* start GIVEN INFORMATION *

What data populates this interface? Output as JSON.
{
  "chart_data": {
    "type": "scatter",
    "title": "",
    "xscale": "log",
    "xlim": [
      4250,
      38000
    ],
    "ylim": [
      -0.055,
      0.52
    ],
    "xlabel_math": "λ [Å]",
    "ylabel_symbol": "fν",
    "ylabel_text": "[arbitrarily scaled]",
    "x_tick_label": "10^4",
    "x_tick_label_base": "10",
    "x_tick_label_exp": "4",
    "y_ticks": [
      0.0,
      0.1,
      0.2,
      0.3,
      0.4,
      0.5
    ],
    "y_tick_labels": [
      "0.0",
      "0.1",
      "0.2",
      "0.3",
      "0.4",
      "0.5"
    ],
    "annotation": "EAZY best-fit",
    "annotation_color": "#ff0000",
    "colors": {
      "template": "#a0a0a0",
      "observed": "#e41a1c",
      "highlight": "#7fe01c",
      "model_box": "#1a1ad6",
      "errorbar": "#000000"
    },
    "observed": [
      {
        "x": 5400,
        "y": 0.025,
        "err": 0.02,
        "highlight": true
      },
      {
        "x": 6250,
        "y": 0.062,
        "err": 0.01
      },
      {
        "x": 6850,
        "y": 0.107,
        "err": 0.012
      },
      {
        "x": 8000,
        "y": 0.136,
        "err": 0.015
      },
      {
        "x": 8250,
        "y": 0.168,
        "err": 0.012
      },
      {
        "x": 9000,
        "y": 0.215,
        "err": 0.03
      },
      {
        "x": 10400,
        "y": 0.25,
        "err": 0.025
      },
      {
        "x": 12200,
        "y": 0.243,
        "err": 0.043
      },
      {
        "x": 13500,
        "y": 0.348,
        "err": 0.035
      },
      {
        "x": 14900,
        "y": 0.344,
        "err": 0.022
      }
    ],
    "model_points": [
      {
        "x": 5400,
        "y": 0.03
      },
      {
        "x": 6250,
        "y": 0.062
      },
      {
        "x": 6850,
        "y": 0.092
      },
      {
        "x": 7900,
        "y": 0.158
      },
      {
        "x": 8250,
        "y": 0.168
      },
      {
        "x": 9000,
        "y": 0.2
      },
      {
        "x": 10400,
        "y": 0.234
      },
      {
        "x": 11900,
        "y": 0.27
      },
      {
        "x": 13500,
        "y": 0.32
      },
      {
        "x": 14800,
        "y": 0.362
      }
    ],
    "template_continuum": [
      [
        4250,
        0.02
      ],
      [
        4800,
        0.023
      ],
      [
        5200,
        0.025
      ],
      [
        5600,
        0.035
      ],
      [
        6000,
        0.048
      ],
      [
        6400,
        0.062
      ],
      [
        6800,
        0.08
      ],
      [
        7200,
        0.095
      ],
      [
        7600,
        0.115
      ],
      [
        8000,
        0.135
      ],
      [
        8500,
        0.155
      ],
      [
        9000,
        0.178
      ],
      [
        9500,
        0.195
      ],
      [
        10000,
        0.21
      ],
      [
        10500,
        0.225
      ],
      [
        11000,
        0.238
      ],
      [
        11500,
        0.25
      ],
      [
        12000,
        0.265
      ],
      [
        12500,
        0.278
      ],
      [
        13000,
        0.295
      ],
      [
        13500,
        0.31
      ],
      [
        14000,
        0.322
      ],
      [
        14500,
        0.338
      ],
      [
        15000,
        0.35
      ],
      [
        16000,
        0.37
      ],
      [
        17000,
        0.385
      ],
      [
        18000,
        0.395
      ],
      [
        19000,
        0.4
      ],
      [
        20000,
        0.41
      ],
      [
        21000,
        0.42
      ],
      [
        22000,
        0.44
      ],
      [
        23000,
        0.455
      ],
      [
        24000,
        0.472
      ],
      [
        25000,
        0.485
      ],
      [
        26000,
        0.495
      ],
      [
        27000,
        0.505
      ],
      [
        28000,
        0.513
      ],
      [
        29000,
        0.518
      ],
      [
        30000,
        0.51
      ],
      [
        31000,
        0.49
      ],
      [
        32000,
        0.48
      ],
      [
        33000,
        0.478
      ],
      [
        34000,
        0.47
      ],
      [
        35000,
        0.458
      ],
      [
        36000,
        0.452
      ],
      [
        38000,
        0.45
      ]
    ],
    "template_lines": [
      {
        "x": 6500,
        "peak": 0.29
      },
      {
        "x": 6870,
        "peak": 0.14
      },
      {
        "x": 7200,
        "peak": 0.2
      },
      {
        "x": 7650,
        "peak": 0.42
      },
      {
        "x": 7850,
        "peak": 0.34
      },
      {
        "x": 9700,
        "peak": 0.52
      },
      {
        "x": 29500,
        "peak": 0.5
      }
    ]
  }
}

* end GIVEN INFORMATION *

* _DIRECTIONS FOR THIS TASK_
Give the entries again in full, exactly as they are written.

* _OUTPUT FOR THIS EXERCISE_
What data populates this interface? Output as JSON.
{
  "chart_data": {
    "type": "scatter",
    "title": "",
    "xscale": "log",
    "xlim": [
      4250,
      38000
    ],
    "ylim": [
      -0.055,
      0.52
    ],
    "xlabel_math": "λ [Å]",
    "ylabel_symbol": "fν",
    "ylabel_text": "[arbitrarily scaled]",
    "x_tick_label": "10^4",
    "x_tick_label_base": "10",
    "x_tick_label_exp": "4",
    "y_ticks": [
      0.0,
      0.1,
      0.2,
      0.3,
      0.4,
      0.5
    ],
    "y_tick_labels": [
      "0.0",
      "0.1",
      "0.2",
      "0.3",
      "0.4",
      "0.5"
    ],
    "annotation": "EAZY best-fit",
    "annotation_color": "#ff0000",
    "colors": {
      "template": "#a0a0a0",
      "observed": "#e41a1c",
      "highlight": "#7fe01c",
      "model_box": "#1a1ad6",
      "errorbar": "#000000"
    },
    "observed": [
      {
        "x": 5400,
        "y": 0.025,
        "err": 0.02,
        "highlight": true
      },
      {
        "x": 6250,
        "y": 0.062,
        "err": 0.01
      },
      {
        "x": 6850,
        "y": 0.107,
        "err": 0.012
      },
      {
        "x": 8000,
        "y": 0.136,
        "err": 0.015
      },
      {
        "x": 8250,
        "y": 0.168,
        "err": 0.012
      },
      {
        "x": 9000,
        "y": 0.215,
        "err": 0.03
      },
      {
        "x": 10400,
        "y": 0.25,
        "err": 0.025
      },
      {
        "x": 12200,
        "y": 0.243,
        "err": 0.043
      },
      {
        "x": 13500,
        "y": 0.348,
        "err": 0.035
      },
      {
        "x": 14900,
        "y": 0.344,
        "err": 0.022
      }
    ],
    "model_points": [
      {
        "x": 5400,
        "y": 0.03
      },
      {
        "x": 6250,
        "y": 0.062
      },
      {
        "x": 6850,
        "y": 0.092
      },
      {
        "x": 7900,
        "y": 0.158
      },
      {
        "x": 8250,
        "y": 0.168
      },
      {
        "x": 9000,
        "y": 0.2
      },
      {
        "x": 10400,
        "y": 0.234
      },
      {
        "x": 11900,
        "y": 0.27
      },
      {
        "x": 13500,
        "y": 0.32
      },
      {
        "x": 14800,
        "y": 0.362
      }
    ],
    "template_continuum": [
      [
        4250,
        0.02
      ],
      [
        4800,
        0.023
      ],
      [
        5200,
        0.025
      ],
      [
        5600,
        0.035
      ],
      [
        6000,
        0.048
      ],
      [
        6400,
        0.062
      ],
      [
        6800,
        0.08
      ],
      [
        7200,
        0.095
      ],
      [
        7600,
        0.115
      ],
      [
        8000,
        0.135
      ],
      [
        8500,
        0.155
      ],
      [
        9000,
        0.178
      ],
      [
        9500,
        0.195
      ],
      [
        10000,
        0.21
      ],
      [
        10500,
        0.225
      ],
      [
        11000,
        0.238
      ],
      [
        11500,
        0.25
      ],
      [
        12000,
        0.265
      ],
      [
        12500,
        0.278
      ],
      [
        13000,
        0.295
      ],
      [
        13500,
        0.31
      ],
      [
        14000,
        0.322
      ],
      [
        14500,
        0.338
      ],
      [
        15000,
        0.35
      ],
      [
        16000,
        0.37
      ],
      [
        17000,
        0.385
      ],
      [
        18000,
        0.395
      ],
      [
        19000,
        0.4
      ],
      [
        20000,
        0.41
      ],
      [
        21000,
        0.42
      ],
      [
        22000,
        0.44
      ],
      [
        23000,
        0.455
      ],
      [
        24000,
        0.472
      ],
      [
        25000,
        0.485
      ],
      [
        26000,
        0.495
      ],
      [
        27000,
        0.505
      ],
      [
        28000,
        0.513
      ],
      [
        29000,
        0.518
      ],
      [
        30000,
        0.51
      ],
      [
        31000,
        0.49
      ],
      [
        32000,
        0.48
      ],
      [
        33000,
        0.478
      ],
      [
        34000,
        0.47
      ],
      [
        35000,
        0.458
      ],
      [
        36000,
        0.452
      ],
      [
        38000,
        0.45
      ]
    ],
    "template_lines": [
      {
        "x": 6500,
        "peak": 0.29
      },
      {
        "x": 6870,
        "peak": 0.14
      },
      {
        "x": 7200,
        "peak": 0.2
      },
      {
        "x": 7650,
        "peak": 0.42
      },
      {
        "x": 7850,
        "peak": 0.34
      },
      {
        "x": 9700,
        "peak": 0.52
      },
      {
        "x": 29500,
        "peak": 0.5
      }
    ]
  }
}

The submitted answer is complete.